» **Instruction**:
Every record here should be printed again exactly.

» **Listed records**:
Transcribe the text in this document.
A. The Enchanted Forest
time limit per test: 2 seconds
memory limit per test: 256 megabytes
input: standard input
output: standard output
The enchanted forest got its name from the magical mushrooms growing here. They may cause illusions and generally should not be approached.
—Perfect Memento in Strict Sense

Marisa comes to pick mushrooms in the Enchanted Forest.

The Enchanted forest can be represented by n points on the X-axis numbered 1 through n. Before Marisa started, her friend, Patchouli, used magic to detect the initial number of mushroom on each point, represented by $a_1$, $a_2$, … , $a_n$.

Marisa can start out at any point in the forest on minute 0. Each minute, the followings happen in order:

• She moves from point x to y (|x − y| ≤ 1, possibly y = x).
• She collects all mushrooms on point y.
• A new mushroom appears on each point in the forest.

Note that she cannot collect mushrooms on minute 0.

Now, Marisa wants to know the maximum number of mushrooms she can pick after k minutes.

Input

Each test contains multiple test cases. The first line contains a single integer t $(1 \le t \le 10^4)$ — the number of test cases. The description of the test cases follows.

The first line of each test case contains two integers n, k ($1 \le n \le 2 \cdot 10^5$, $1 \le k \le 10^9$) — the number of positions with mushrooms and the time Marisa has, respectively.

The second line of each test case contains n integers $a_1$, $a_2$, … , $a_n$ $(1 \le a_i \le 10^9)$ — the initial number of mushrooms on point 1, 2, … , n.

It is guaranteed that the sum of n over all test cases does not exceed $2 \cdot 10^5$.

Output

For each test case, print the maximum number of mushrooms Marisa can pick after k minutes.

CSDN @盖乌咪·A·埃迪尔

» **Right answer**:
Transcribe the text in this document.
A. The Enchanted Forest
time limit per test: 2 seconds
memory limit per test: 256 megabytes
input: standard input
output: standard output
The enchanted forest got its name from the magical mushrooms growing here. They may cause illusions and generally should not be approached.
—Perfect Memento in Strict Sense

Marisa comes to pick mushrooms in the Enchanted Forest.

The Enchanted forest can be represented by n points on the X-axis numbered 1 through n. Before Marisa started, her friend, Patchouli, used magic to detect the initial number of mushroom on each point, represented by $a_1$, $a_2$, … , $a_n$.

Marisa can start out at any point in the forest on minute 0. Each minute, the followings happen in order:

• She moves from point x to y (|x − y| ≤ 1, possibly y = x).
• She collects all mushrooms on point y.
• A new mushroom appears on each point in the forest.

Note that she cannot collect mushrooms on minute 0.

Now, Marisa wants to know the maximum number of mushrooms she can pick after k minutes.

Input

Each test contains multiple test cases. The first line contains a single integer t $(1 \le t \le 10^4)$ — the number of test cases. The description of the test cases follows.

The first line of each test case contains two integers n, k ($1 \le n \le 2 \cdot 10^5$, $1 \le k \le 10^9$) — the number of positions with mushrooms and the time Marisa has, respectively.

The second line of each test case contains n integers $a_1$, $a_2$, … , $a_n$ $(1 \le a_i \le 10^9)$ — the initial number of mushrooms on point 1, 2, … , n.

It is guaranteed that the sum of n over all test cases does not exceed $2 \cdot 10^5$.

Output

For each test case, print the maximum number of mushrooms Marisa can pick after k minutes.

CSDN @盖乌咪·A·埃迪尔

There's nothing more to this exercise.